• _EXCERPTED RECORDS_:

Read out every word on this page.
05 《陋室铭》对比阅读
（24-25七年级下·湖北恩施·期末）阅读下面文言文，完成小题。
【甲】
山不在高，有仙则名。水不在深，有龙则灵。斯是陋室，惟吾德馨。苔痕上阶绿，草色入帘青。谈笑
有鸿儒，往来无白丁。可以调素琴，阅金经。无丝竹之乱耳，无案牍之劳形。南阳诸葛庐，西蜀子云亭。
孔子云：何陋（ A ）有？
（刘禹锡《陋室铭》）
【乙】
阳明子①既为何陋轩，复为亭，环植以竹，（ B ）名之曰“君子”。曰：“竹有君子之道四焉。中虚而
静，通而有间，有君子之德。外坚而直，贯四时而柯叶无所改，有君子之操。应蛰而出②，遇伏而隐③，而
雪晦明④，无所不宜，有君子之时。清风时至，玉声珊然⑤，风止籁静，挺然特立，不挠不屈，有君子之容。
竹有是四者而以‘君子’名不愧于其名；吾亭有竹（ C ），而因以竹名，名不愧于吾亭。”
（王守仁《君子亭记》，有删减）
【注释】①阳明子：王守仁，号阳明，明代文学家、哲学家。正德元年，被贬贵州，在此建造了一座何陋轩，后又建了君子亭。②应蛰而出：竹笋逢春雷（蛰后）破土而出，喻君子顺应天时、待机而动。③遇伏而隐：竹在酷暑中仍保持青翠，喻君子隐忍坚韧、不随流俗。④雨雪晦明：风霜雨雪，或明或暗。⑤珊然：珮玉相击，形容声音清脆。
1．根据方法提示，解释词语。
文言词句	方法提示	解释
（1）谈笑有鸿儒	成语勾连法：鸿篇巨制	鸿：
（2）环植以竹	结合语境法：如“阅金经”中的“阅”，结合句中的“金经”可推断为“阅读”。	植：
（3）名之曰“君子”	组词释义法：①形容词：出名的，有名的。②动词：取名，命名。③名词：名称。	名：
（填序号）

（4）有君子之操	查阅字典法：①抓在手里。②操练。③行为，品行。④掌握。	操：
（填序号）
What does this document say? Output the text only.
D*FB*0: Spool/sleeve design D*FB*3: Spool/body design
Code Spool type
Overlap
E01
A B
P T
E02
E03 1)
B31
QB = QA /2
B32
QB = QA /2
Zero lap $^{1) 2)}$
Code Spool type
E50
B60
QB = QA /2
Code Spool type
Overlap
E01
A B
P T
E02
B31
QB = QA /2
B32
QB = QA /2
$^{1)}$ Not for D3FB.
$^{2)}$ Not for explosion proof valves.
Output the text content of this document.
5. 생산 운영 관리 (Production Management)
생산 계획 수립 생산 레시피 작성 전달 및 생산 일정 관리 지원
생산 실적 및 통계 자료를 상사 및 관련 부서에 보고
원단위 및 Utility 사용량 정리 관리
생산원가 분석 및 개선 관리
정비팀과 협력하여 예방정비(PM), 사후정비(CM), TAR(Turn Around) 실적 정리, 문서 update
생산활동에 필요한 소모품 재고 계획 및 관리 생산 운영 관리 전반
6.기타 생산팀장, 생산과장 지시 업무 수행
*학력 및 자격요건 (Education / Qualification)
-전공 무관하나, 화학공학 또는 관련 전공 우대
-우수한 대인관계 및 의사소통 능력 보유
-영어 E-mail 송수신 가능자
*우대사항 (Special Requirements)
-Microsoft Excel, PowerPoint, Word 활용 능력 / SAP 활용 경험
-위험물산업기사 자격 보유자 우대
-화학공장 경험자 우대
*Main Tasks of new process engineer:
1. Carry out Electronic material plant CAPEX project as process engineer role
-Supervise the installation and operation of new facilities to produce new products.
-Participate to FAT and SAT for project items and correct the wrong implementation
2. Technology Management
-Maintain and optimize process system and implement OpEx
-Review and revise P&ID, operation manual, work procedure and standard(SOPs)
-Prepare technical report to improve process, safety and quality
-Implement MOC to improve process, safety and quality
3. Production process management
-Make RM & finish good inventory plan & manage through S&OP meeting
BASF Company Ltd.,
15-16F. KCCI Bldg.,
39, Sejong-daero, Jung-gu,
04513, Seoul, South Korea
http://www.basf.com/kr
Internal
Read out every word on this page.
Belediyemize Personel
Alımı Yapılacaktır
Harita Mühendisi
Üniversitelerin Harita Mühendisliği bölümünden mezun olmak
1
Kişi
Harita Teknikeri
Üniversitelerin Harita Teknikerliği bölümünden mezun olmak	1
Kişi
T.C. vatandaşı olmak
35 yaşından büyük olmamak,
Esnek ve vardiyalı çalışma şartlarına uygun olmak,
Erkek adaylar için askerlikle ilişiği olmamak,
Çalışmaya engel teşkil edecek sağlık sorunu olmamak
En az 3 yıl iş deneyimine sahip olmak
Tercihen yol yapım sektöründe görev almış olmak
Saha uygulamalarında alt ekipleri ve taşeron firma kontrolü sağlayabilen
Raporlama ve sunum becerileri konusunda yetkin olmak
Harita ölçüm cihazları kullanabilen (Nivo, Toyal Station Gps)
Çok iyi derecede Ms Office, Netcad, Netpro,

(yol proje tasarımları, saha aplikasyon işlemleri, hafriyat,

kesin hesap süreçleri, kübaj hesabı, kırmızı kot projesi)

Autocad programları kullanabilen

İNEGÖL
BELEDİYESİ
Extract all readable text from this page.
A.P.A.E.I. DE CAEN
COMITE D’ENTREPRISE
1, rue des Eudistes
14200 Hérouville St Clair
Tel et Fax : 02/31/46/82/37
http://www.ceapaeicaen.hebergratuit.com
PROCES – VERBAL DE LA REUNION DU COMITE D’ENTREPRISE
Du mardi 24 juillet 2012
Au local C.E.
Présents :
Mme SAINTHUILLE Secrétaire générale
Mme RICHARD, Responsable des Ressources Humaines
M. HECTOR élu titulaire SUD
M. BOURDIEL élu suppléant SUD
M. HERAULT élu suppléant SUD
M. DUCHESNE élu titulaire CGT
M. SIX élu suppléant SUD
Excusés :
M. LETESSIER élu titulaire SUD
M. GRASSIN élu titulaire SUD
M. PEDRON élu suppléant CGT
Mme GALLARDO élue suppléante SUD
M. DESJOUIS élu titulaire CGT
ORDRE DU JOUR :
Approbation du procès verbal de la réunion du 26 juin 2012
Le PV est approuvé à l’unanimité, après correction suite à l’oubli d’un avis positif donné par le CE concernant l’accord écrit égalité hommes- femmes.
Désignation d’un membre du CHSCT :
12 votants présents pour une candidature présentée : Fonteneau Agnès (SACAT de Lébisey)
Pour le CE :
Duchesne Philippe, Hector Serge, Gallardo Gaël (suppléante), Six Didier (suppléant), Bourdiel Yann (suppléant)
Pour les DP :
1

• _TASK REQUIREMENTS_:
Send back every record, precisely as written.

• _FINISHED EXERCISE_:
Read out every word on this page.
05 《陋室铭》对比阅读
（24-25七年级下·湖北恩施·期末）阅读下面文言文，完成小题。
【甲】
山不在高，有仙则名。水不在深，有龙则灵。斯是陋室，惟吾德馨。苔痕上阶绿，草色入帘青。谈笑
有鸿儒，往来无白丁。可以调素琴，阅金经。无丝竹之乱耳，无案牍之劳形。南阳诸葛庐，西蜀子云亭。
孔子云：何陋（ A ）有？
（刘禹锡《陋室铭》）
【乙】
阳明子①既为何陋轩，复为亭，环植以竹，（ B ）名之曰“君子”。曰：“竹有君子之道四焉。中虚而
静，通而有间，有君子之德。外坚而直，贯四时而柯叶无所改，有君子之操。应蛰而出②，遇伏而隐③，而
雪晦明④，无所不宜，有君子之时。清风时至，玉声珊然⑤，风止籁静，挺然特立，不挠不屈，有君子之容。
竹有是四者而以‘君子’名不愧于其名；吾亭有竹（ C ），而因以竹名，名不愧于吾亭。”
（王守仁《君子亭记》，有删减）
【注释】①阳明子：王守仁，号阳明，明代文学家、哲学家。正德元年，被贬贵州，在此建造了一座何陋轩，后又建了君子亭。②应蛰而出：竹笋逢春雷（蛰后）破土而出，喻君子顺应天时、待机而动。③遇伏而隐：竹在酷暑中仍保持青翠，喻君子隐忍坚韧、不随流俗。④雨雪晦明：风霜雨雪，或明或暗。⑤珊然：珮玉相击，形容声音清脆。
1．根据方法提示，解释词语。
文言词句	方法提示	解释
（1）谈笑有鸿儒	成语勾连法：鸿篇巨制	鸿：
（2）环植以竹	结合语境法：如“阅金经”中的“阅”，结合句中的“金经”可推断为“阅读”。	植：
（3）名之曰“君子”	组词释义法：①形容词：出名的，有名的。②动词：取名，命名。③名词：名称。	名：
（填序号）

（4）有君子之操	查阅字典法：①抓在手里。②操练。③行为，品行。④掌握。	操：
（填序号）
What does this document say? Output the text only.
D*FB*0: Spool/sleeve design D*FB*3: Spool/body design
Code Spool type
Overlap
E01
A B
P T
E02
E03 1)
B31
QB = QA /2
B32
QB = QA /2
Zero lap $^{1) 2)}$
Code Spool type
E50
B60
QB = QA /2
Code Spool type
Overlap
E01
A B
P T
E02
B31
QB = QA /2
B32
QB = QA /2
$^{1)}$ Not for D3FB.
$^{2)}$ Not for explosion proof valves.
Output the text content of this document.
5. 생산 운영 관리 (Production Management)
생산 계획 수립 생산 레시피 작성 전달 및 생산 일정 관리 지원
생산 실적 및 통계 자료를 상사 및 관련 부서에 보고
원단위 및 Utility 사용량 정리 관리
생산원가 분석 및 개선 관리
정비팀과 협력하여 예방정비(PM), 사후정비(CM), TAR(Turn Around) 실적 정리, 문서 update
생산활동에 필요한 소모품 재고 계획 및 관리 생산 운영 관리 전반
6.기타 생산팀장, 생산과장 지시 업무 수행
*학력 및 자격요건 (Education / Qualification)
-전공 무관하나, 화학공학 또는 관련 전공 우대
-우수한 대인관계 및 의사소통 능력 보유
-영어 E-mail 송수신 가능자
*우대사항 (Special Requirements)
-Microsoft Excel, PowerPoint, Word 활용 능력 / SAP 활용 경험
-위험물산업기사 자격 보유자 우대
-화학공장 경험자 우대
*Main Tasks of new process engineer:
1. Carry out Electronic material plant CAPEX project as process engineer role
-Supervise the installation and operation of new facilities to produce new products.
-Participate to FAT and SAT for project items and correct the wrong implementation
2. Technology Management
-Maintain and optimize process system and implement OpEx
-Review and revise P&ID, operation manual, work procedure and standard(SOPs)
-Prepare technical report to improve process, safety and quality
-Implement MOC to improve process, safety and quality
3. Production process management
-Make RM & finish good inventory plan & manage through S&OP meeting
BASF Company Ltd.,
15-16F. KCCI Bldg.,
39, Sejong-daero, Jung-gu,
04513, Seoul, South Korea
http://www.basf.com/kr
Internal
Read out every word on this page.
Belediyemize Personel
Alımı Yapılacaktır
Harita Mühendisi
Üniversitelerin Harita Mühendisliği bölümünden mezun olmak
1
Kişi
Harita Teknikeri
Üniversitelerin Harita Teknikerliği bölümünden mezun olmak	1
Kişi
T.C. vatandaşı olmak
35 yaşından büyük olmamak,
Esnek ve vardiyalı çalışma şartlarına uygun olmak,
Erkek adaylar için askerlikle ilişiği olmamak,
Çalışmaya engel teşkil edecek sağlık sorunu olmamak
En az 3 yıl iş deneyimine sahip olmak
Tercihen yol yapım sektöründe görev almış olmak
Saha uygulamalarında alt ekipleri ve taşeron firma kontrolü sağlayabilen
Raporlama ve sunum becerileri konusunda yetkin olmak
Harita ölçüm cihazları kullanabilen (Nivo, Toyal Station Gps)
Çok iyi derecede Ms Office, Netcad, Netpro,

(yol proje tasarımları, saha aplikasyon işlemleri, hafriyat,

kesin hesap süreçleri, kübaj hesabı, kırmızı kot projesi)

Autocad programları kullanabilen

İNEGÖL
BELEDİYESİ
Extract all readable text from this page.
A.P.A.E.I. DE CAEN
COMITE D’ENTREPRISE
1, rue des Eudistes
14200 Hérouville St Clair
Tel et Fax : 02/31/46/82/37
http://www.ceapaeicaen.hebergratuit.com
PROCES – VERBAL DE LA REUNION DU COMITE D’ENTREPRISE
Du mardi 24 juillet 2012
Au local C.E.
Présents :
Mme SAINTHUILLE Secrétaire générale
Mme RICHARD, Responsable des Ressources Humaines
M. HECTOR élu titulaire SUD
M. BOURDIEL élu suppléant SUD
M. HERAULT élu suppléant SUD
M. DUCHESNE élu titulaire CGT
M. SIX élu suppléant SUD
Excusés :
M. LETESSIER élu titulaire SUD
M. GRASSIN élu titulaire SUD
M. PEDRON élu suppléant CGT
Mme GALLARDO élue suppléante SUD
M. DESJOUIS élu titulaire CGT
ORDRE DU JOUR :
Approbation du procès verbal de la réunion du 26 juin 2012
Le PV est approuvé à l’unanimité, après correction suite à l’oubli d’un avis positif donné par le CE concernant l’accord écrit égalité hommes- femmes.
Désignation d’un membre du CHSCT :
12 votants présents pour une candidature présentée : Fonteneau Agnès (SACAT de Lébisey)
Pour le CE :
Duchesne Philippe, Hector Serge, Gallardo Gaël (suppléante), Six Didier (suppléant), Bourdiel Yann (suppléant)
Pour les DP :
1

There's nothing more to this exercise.